**Requirement:**
What is the number of lines in the data holding the word "declared"? Give that number by itself.
## START Information given
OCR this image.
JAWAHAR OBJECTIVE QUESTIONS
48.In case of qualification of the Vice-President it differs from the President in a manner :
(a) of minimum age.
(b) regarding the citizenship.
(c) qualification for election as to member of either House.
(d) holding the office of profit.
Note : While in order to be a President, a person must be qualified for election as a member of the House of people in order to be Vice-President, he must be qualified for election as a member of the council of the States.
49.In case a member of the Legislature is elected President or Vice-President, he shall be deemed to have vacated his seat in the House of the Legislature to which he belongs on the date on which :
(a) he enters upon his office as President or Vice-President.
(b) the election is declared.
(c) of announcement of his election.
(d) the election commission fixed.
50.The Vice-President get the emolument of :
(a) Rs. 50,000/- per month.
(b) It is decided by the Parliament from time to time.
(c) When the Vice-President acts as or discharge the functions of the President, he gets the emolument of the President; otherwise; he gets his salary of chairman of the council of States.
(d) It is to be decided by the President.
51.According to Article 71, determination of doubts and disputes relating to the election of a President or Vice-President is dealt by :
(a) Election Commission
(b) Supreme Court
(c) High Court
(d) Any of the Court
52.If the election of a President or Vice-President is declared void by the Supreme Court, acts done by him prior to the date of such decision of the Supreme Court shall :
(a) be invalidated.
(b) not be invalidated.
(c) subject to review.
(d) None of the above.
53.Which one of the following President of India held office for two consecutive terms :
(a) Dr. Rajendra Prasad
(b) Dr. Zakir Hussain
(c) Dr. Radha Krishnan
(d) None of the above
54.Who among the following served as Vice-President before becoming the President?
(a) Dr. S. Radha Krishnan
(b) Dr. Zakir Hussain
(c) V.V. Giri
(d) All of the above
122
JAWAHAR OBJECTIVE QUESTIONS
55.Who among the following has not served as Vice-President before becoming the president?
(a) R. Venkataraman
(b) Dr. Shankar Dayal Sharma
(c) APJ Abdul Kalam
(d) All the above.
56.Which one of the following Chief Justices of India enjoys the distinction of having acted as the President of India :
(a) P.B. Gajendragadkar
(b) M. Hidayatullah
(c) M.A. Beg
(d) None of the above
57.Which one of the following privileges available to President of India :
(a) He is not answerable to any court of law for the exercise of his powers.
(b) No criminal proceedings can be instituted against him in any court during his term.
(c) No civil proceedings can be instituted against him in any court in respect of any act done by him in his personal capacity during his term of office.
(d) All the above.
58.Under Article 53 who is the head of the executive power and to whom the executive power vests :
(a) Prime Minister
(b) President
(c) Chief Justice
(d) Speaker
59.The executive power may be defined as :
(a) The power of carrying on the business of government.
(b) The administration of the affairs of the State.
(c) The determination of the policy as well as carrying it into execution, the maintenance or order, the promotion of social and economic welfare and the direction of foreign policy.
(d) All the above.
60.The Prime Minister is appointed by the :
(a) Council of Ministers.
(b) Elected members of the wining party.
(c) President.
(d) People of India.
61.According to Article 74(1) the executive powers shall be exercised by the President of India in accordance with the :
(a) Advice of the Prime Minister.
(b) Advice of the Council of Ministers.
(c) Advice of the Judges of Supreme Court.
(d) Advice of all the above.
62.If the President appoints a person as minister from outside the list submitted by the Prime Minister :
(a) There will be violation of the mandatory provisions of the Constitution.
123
## END Information given
**Expected output:**
2